> [Set task]: For each line below that includes the word "следующей", make a copy.

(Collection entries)
============

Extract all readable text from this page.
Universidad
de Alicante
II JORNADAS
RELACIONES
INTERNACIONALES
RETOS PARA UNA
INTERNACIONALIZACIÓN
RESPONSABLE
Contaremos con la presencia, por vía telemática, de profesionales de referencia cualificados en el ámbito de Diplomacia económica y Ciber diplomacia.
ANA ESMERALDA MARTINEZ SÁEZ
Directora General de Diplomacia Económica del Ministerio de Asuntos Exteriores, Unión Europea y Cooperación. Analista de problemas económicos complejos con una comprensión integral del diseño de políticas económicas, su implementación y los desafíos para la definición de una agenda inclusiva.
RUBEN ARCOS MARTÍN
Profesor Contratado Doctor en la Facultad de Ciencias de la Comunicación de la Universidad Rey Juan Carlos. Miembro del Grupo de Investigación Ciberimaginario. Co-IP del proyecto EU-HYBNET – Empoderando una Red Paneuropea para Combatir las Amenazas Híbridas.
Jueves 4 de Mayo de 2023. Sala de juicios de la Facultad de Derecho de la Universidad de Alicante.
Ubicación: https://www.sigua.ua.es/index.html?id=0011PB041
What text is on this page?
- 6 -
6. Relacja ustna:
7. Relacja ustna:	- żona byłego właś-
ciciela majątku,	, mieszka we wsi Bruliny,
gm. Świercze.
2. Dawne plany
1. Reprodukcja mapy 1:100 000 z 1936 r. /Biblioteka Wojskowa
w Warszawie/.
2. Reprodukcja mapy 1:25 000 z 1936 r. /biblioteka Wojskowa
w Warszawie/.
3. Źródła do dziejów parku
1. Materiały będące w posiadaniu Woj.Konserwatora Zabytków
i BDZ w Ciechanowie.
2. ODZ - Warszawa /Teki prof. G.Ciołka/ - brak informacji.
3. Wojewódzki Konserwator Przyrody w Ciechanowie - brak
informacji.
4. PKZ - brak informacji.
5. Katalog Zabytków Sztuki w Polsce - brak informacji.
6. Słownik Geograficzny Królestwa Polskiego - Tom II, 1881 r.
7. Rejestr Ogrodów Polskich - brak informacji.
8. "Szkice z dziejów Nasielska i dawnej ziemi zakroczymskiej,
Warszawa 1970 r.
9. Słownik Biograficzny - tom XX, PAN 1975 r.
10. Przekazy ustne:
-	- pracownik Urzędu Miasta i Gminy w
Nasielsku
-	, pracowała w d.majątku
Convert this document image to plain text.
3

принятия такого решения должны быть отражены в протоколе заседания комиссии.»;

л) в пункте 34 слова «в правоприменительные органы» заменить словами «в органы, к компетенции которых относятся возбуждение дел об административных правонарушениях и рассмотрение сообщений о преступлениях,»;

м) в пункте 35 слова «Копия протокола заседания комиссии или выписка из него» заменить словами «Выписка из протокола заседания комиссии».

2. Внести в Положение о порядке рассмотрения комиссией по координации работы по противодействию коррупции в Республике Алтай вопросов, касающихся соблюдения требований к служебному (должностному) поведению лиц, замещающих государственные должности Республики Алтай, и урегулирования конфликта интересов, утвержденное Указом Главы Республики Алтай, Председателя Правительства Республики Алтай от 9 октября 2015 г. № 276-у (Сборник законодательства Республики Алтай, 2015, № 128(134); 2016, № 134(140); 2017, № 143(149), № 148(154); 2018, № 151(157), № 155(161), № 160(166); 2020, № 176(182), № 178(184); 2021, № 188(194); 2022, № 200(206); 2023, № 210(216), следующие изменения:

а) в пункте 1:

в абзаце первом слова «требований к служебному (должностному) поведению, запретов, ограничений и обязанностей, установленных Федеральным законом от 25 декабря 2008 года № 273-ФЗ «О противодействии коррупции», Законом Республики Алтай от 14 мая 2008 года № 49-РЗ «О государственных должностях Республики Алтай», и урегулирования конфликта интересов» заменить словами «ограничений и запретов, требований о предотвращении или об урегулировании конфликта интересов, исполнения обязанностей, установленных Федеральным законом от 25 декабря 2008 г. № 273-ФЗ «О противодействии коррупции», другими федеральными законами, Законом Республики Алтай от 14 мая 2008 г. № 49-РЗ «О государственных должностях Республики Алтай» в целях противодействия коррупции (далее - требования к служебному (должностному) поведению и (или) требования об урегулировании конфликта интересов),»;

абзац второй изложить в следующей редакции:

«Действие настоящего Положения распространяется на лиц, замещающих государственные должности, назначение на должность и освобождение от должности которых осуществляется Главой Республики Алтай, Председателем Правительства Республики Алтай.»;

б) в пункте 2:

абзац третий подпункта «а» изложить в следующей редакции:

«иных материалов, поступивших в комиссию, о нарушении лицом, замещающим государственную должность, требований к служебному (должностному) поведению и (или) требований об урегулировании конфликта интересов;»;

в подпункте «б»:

============

> [Written answer]:
абзац второй изложить в следующей редакции:
абзац третий подпункта «а» изложить в следующей редакции:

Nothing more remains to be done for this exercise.